Exercise requirements
Copy out every line of the records where the string "image" occurs.
##### Materials provided
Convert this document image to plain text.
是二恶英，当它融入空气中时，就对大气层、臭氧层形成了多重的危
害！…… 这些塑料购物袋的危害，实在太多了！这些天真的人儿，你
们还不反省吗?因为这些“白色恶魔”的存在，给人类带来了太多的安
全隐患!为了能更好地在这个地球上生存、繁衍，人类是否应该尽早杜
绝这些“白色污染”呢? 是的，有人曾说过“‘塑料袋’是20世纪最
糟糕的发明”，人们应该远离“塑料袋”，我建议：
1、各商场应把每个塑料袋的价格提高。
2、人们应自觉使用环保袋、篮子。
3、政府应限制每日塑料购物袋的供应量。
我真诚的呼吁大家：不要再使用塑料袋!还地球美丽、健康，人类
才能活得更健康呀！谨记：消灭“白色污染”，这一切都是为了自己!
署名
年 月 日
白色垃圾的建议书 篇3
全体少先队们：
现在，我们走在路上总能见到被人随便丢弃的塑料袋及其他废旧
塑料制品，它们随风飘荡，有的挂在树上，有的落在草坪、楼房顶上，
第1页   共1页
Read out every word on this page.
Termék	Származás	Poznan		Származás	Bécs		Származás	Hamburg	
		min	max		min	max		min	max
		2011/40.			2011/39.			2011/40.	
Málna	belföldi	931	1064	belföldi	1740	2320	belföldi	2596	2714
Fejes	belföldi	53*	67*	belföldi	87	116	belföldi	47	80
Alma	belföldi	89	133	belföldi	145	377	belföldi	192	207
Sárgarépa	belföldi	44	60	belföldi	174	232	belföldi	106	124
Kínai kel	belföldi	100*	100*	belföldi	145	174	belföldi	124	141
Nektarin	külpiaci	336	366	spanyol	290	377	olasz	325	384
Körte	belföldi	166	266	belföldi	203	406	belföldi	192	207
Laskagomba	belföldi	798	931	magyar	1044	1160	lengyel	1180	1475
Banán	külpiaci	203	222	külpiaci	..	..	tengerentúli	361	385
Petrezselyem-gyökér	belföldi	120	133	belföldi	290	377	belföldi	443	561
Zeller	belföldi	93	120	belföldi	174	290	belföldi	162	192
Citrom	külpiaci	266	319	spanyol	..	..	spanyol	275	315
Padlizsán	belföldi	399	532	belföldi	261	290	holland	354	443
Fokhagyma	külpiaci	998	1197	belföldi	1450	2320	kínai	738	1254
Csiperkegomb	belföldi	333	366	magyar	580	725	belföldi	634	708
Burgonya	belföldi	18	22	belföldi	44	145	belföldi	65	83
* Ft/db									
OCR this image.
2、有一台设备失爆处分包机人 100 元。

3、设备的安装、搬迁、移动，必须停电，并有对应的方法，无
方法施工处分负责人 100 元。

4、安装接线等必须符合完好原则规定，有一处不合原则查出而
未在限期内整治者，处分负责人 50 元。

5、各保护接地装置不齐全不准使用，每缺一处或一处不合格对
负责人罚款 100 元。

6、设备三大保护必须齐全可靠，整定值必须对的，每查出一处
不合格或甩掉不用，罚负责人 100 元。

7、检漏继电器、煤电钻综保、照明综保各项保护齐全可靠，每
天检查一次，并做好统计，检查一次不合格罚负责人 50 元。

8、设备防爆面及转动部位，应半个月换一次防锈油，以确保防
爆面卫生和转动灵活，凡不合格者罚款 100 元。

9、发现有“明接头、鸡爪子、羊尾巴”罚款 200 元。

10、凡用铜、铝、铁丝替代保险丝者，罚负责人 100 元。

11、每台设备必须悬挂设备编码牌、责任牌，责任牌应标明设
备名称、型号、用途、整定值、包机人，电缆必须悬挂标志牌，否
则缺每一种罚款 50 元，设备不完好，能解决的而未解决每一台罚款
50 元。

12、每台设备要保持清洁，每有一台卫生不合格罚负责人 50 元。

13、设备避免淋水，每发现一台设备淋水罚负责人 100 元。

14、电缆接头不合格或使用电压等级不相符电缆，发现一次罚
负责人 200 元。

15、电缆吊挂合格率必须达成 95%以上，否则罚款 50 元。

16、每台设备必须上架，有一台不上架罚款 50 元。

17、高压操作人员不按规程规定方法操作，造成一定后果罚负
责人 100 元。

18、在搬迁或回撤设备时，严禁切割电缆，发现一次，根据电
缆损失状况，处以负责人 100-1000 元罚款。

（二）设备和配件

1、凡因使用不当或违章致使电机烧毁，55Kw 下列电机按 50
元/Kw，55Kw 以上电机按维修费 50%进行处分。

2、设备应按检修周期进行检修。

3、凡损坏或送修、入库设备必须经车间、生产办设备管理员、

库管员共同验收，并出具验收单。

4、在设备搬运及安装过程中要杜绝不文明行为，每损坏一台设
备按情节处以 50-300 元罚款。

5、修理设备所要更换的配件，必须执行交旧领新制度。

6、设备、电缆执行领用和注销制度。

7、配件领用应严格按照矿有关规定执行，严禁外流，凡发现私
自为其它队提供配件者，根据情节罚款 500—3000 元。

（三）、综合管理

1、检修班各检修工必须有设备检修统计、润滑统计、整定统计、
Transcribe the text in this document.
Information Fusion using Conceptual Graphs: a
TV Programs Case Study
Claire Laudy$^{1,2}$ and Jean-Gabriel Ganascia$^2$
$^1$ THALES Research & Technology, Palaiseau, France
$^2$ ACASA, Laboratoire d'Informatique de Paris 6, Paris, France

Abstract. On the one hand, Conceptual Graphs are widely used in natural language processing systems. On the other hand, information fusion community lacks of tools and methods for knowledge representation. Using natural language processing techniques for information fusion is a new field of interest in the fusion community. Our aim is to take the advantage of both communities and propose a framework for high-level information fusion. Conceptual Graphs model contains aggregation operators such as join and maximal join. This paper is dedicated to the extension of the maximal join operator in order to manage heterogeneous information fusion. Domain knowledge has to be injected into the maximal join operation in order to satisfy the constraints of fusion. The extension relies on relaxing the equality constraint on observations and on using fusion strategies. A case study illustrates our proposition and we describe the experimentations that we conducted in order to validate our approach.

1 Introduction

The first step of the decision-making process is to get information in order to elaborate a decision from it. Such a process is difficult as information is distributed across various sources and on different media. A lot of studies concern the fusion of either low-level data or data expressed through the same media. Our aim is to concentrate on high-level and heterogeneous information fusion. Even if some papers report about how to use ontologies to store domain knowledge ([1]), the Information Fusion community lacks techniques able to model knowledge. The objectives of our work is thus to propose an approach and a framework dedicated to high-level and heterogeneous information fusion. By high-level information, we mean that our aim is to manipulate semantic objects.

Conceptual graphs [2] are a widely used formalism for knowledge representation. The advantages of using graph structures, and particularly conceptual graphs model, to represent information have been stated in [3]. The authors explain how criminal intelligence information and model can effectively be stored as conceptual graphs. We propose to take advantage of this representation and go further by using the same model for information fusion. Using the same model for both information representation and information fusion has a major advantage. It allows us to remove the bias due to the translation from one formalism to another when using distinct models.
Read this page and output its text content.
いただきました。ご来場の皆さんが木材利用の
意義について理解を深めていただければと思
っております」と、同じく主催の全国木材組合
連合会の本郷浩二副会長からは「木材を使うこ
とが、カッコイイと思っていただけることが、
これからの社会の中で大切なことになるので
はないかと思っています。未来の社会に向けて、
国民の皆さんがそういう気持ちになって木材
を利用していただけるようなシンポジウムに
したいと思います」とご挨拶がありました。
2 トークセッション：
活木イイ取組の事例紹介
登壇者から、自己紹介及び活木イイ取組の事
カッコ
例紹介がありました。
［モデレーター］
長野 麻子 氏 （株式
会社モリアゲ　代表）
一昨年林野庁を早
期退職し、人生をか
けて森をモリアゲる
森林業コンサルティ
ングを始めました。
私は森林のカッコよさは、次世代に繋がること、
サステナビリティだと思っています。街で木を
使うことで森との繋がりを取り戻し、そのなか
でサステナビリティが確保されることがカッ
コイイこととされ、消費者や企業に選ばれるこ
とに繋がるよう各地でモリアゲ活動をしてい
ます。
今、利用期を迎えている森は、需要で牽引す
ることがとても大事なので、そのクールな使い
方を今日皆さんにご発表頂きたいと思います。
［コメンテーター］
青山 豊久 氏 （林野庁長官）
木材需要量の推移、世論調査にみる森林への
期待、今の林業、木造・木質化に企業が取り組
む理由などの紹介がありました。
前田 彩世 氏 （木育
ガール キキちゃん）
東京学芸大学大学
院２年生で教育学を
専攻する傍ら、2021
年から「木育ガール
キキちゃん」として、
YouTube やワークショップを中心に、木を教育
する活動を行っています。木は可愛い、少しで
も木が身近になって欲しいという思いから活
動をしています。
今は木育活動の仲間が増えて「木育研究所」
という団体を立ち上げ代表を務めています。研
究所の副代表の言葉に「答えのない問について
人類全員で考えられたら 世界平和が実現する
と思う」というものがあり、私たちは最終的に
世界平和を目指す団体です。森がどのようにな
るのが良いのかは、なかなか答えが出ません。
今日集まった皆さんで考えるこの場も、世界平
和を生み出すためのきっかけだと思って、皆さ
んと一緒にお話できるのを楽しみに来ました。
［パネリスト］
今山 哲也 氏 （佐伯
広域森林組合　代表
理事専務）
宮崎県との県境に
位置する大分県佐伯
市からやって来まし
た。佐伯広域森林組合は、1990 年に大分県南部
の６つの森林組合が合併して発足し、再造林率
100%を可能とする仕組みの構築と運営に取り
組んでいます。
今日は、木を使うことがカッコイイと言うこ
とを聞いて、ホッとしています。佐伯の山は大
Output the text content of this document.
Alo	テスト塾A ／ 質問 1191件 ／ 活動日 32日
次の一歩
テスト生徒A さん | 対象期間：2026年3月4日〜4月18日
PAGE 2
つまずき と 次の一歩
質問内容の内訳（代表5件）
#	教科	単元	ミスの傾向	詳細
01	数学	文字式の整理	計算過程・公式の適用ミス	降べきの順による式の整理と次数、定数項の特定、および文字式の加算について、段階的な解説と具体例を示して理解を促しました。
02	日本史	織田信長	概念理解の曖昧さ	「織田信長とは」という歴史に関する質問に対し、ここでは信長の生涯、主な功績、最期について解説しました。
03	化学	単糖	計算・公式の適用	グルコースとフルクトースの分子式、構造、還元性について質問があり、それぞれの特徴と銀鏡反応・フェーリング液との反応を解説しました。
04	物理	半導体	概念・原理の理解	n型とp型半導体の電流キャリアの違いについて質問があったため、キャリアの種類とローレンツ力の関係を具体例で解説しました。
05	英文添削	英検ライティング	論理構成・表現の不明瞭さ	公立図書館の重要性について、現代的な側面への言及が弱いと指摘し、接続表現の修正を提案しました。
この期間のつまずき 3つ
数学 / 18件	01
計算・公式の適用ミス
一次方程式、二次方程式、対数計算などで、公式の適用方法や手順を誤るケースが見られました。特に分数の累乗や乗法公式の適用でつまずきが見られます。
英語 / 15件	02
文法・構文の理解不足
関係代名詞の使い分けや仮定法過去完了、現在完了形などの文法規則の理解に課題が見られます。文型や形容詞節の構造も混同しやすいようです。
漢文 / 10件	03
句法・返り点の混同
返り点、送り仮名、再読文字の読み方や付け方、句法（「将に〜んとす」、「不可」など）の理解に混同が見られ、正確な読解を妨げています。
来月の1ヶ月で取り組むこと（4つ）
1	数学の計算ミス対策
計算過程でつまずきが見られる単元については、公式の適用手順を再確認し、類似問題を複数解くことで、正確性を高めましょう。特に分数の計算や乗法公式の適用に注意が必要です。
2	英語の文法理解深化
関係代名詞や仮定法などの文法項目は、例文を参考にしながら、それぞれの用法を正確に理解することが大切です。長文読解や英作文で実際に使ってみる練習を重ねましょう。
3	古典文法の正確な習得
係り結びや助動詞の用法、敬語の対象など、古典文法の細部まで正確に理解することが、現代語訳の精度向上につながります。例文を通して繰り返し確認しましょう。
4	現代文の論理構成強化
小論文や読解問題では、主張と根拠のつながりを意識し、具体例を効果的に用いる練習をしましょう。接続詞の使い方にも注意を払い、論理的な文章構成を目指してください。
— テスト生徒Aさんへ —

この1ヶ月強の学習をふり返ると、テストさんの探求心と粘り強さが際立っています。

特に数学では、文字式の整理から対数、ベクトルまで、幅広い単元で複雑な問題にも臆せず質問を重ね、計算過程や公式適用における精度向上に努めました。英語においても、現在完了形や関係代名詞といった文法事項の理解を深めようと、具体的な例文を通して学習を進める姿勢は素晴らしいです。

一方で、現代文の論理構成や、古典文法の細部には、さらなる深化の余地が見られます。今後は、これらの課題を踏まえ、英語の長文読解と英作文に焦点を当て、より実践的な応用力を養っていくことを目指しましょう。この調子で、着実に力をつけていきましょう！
##########
Exercise result
Convert this document image to plain text.
OCR this image.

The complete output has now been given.